» **REQUIRED TASK**
Every record that follows should be printed verbatim.

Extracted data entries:
+ + + + +

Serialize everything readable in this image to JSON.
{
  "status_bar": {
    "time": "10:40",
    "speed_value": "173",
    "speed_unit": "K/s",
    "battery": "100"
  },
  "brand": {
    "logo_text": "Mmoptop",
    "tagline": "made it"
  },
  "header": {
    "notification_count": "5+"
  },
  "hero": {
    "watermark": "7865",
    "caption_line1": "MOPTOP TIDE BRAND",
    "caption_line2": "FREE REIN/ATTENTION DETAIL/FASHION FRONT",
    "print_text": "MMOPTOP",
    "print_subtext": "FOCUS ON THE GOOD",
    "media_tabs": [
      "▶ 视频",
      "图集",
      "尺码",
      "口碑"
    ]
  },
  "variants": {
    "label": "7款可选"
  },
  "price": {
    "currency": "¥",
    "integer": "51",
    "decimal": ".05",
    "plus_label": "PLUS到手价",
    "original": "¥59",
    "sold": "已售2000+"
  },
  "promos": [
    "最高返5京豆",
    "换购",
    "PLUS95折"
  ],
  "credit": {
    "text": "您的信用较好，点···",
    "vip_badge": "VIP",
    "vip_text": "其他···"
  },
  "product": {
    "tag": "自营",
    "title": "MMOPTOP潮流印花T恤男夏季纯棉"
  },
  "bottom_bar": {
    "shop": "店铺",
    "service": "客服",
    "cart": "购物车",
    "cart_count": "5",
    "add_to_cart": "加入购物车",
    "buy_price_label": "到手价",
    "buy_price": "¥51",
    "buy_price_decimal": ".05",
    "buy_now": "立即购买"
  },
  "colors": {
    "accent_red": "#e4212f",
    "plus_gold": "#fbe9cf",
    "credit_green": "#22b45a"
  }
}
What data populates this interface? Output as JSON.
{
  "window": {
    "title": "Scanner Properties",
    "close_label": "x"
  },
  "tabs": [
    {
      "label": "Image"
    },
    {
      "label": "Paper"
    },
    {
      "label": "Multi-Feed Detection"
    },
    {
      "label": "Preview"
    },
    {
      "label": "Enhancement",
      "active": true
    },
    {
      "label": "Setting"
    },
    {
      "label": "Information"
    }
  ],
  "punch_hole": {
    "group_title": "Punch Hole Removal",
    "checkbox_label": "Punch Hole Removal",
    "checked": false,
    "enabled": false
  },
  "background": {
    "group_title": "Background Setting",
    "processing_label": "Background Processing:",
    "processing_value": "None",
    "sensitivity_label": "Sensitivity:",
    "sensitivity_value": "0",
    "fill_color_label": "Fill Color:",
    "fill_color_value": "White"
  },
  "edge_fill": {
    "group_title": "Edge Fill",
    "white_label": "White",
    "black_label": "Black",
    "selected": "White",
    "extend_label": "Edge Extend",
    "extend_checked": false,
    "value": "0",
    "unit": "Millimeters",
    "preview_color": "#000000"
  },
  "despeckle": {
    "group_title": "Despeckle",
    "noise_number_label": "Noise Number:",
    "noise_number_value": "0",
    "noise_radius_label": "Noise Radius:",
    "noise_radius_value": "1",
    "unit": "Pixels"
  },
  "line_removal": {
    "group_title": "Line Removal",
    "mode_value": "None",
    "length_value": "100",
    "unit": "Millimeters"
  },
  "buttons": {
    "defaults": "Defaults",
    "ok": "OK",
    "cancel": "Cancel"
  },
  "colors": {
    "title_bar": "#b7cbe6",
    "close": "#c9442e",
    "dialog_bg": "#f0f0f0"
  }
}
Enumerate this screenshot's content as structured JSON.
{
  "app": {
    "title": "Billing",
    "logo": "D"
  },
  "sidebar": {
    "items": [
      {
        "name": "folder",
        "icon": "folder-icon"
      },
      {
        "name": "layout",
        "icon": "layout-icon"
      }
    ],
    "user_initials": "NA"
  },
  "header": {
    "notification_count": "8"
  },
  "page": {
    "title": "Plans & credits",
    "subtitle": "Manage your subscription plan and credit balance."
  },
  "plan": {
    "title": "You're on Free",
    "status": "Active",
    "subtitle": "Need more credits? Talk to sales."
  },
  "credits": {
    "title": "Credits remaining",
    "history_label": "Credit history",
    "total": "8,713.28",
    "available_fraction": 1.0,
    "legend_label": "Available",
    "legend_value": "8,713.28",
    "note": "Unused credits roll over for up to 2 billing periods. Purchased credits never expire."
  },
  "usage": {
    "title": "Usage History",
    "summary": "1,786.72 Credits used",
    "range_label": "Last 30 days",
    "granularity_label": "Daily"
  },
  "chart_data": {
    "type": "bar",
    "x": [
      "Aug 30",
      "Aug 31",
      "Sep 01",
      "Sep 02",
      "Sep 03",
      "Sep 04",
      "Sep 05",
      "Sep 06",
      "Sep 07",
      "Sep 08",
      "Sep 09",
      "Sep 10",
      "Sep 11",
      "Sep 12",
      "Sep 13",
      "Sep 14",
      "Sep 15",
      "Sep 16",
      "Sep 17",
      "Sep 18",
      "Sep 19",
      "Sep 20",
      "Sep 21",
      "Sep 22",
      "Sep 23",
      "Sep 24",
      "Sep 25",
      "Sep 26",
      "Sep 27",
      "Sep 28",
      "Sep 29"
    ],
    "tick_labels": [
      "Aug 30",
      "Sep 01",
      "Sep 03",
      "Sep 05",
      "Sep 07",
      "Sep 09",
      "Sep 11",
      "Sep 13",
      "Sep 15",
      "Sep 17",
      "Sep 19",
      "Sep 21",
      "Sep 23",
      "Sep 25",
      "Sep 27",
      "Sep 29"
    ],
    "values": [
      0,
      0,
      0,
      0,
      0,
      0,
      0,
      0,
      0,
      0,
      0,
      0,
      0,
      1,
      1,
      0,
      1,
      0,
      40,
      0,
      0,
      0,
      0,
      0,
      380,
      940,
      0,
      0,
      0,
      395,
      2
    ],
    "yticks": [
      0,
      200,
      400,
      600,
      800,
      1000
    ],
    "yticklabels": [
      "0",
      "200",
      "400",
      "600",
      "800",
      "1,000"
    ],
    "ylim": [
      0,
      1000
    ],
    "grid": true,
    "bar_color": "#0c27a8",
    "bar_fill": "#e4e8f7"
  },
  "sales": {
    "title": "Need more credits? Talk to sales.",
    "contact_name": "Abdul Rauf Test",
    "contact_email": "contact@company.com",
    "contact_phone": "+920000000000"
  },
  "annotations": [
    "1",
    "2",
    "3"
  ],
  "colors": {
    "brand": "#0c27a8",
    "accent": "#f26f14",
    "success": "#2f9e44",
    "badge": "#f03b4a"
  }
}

+ + + + +

» **FULL OUTPUT**
Serialize everything readable in this image to JSON.
{
  "status_bar": {
    "time": "10:40",
    "speed_value": "173",
    "speed_unit": "K/s",
    "battery": "100"
  },
  "brand": {
    "logo_text": "Mmoptop",
    "tagline": "made it"
  },
  "header": {
    "notification_count": "5+"
  },
  "hero": {
    "watermark": "7865",
    "caption_line1": "MOPTOP TIDE BRAND",
    "caption_line2": "FREE REIN/ATTENTION DETAIL/FASHION FRONT",
    "print_text": "MMOPTOP",
    "print_subtext": "FOCUS ON THE GOOD",
    "media_tabs": [
      "▶ 视频",
      "图集",
      "尺码",
      "口碑"
    ]
  },
  "variants": {
    "label": "7款可选"
  },
  "price": {
    "currency": "¥",
    "integer": "51",
    "decimal": ".05",
    "plus_label": "PLUS到手价",
    "original": "¥59",
    "sold": "已售2000+"
  },
  "promos": [
    "最高返5京豆",
    "换购",
    "PLUS95折"
  ],
  "credit": {
    "text": "您的信用较好，点···",
    "vip_badge": "VIP",
    "vip_text": "其他···"
  },
  "product": {
    "tag": "自营",
    "title": "MMOPTOP潮流印花T恤男夏季纯棉"
  },
  "bottom_bar": {
    "shop": "店铺",
    "service": "客服",
    "cart": "购物车",
    "cart_count": "5",
    "add_to_cart": "加入购物车",
    "buy_price_label": "到手价",
    "buy_price": "¥51",
    "buy_price_decimal": ".05",
    "buy_now": "立即购买"
  },
  "colors": {
    "accent_red": "#e4212f",
    "plus_gold": "#fbe9cf",
    "credit_green": "#22b45a"
  }
}
What data populates this interface? Output as JSON.
{
  "window": {
    "title": "Scanner Properties",
    "close_label": "x"
  },
  "tabs": [
    {
      "label": "Image"
    },
    {
      "label": "Paper"
    },
    {
      "label": "Multi-Feed Detection"
    },
    {
      "label": "Preview"
    },
    {
      "label": "Enhancement",
      "active": true
    },
    {
      "label": "Setting"
    },
    {
      "label": "Information"
    }
  ],
  "punch_hole": {
    "group_title": "Punch Hole Removal",
    "checkbox_label": "Punch Hole Removal",
    "checked": false,
    "enabled": false
  },
  "background": {
    "group_title": "Background Setting",
    "processing_label": "Background Processing:",
    "processing_value": "None",
    "sensitivity_label": "Sensitivity:",
    "sensitivity_value": "0",
    "fill_color_label": "Fill Color:",
    "fill_color_value": "White"
  },
  "edge_fill": {
    "group_title": "Edge Fill",
    "white_label": "White",
    "black_label": "Black",
    "selected": "White",
    "extend_label": "Edge Extend",
    "extend_checked": false,
    "value": "0",
    "unit": "Millimeters",
    "preview_color": "#000000"
  },
  "despeckle": {
    "group_title": "Despeckle",
    "noise_number_label": "Noise Number:",
    "noise_number_value": "0",
    "noise_radius_label": "Noise Radius:",
    "noise_radius_value": "1",
    "unit": "Pixels"
  },
  "line_removal": {
    "group_title": "Line Removal",
    "mode_value": "None",
    "length_value": "100",
    "unit": "Millimeters"
  },
  "buttons": {
    "defaults": "Defaults",
    "ok": "OK",
    "cancel": "Cancel"
  },
  "colors": {
    "title_bar": "#b7cbe6",
    "close": "#c9442e",
    "dialog_bg": "#f0f0f0"
  }
}
Enumerate this screenshot's content as structured JSON.
{
  "app": {
    "title": "Billing",
    "logo": "D"
  },
  "sidebar": {
    "items": [
      {
        "name": "folder",
        "icon": "folder-icon"
      },
      {
        "name": "layout",
        "icon": "layout-icon"
      }
    ],
    "user_initials": "NA"
  },
  "header": {
    "notification_count": "8"
  },
  "page": {
    "title": "Plans & credits",
    "subtitle": "Manage your subscription plan and credit balance."
  },
  "plan": {
    "title": "You're on Free",
    "status": "Active",
    "subtitle": "Need more credits? Talk to sales."
  },
  "credits": {
    "title": "Credits remaining",
    "history_label": "Credit history",
    "total": "8,713.28",
    "available_fraction": 1.0,
    "legend_label": "Available",
    "legend_value": "8,713.28",
    "note": "Unused credits roll over for up to 2 billing periods. Purchased credits never expire."
  },
  "usage": {
    "title": "Usage History",
    "summary": "1,786.72 Credits used",
    "range_label": "Last 30 days",
    "granularity_label": "Daily"
  },
  "chart_data": {
    "type": "bar",
    "x": [
      "Aug 30",
      "Aug 31",
      "Sep 01",
      "Sep 02",
      "Sep 03",
      "Sep 04",
      "Sep 05",
      "Sep 06",
      "Sep 07",
      "Sep 08",
      "Sep 09",
      "Sep 10",
      "Sep 11",
      "Sep 12",
      "Sep 13",
      "Sep 14",
      "Sep 15",
      "Sep 16",
      "Sep 17",
      "Sep 18",
      "Sep 19",
      "Sep 20",
      "Sep 21",
      "Sep 22",
      "Sep 23",
      "Sep 24",
      "Sep 25",
      "Sep 26",
      "Sep 27",
      "Sep 28",
      "Sep 29"
    ],
    "tick_labels": [
      "Aug 30",
      "Sep 01",
      "Sep 03",
      "Sep 05",
      "Sep 07",
      "Sep 09",
      "Sep 11",
      "Sep 13",
      "Sep 15",
      "Sep 17",
      "Sep 19",
      "Sep 21",
      "Sep 23",
      "Sep 25",
      "Sep 27",
      "Sep 29"
    ],
    "values": [
      0,
      0,
      0,
      0,
      0,
      0,
      0,
      0,
      0,
      0,
      0,
      0,
      0,
      1,
      1,
      0,
      1,
      0,
      40,
      0,
      0,
      0,
      0,
      0,
      380,
      940,
      0,
      0,
      0,
      395,
      2
    ],
    "yticks": [
      0,
      200,
      400,
      600,
      800,
      1000
    ],
    "yticklabels": [
      "0",
      "200",
      "400",
      "600",
      "800",
      "1,000"
    ],
    "ylim": [
      0,
      1000
    ],
    "grid": true,
    "bar_color": "#0c27a8",
    "bar_fill": "#e4e8f7"
  },
  "sales": {
    "title": "Need more credits? Talk to sales.",
    "contact_name": "Abdul Rauf Test",
    "contact_email": "contact@company.com",
    "contact_phone": "+920000000000"
  },
  "annotations": [
    "1",
    "2",
    "3"
  ],
  "colors": {
    "brand": "#0c27a8",
    "accent": "#f26f14",
    "success": "#2f9e44",
    "badge": "#f03b4a"
  }
}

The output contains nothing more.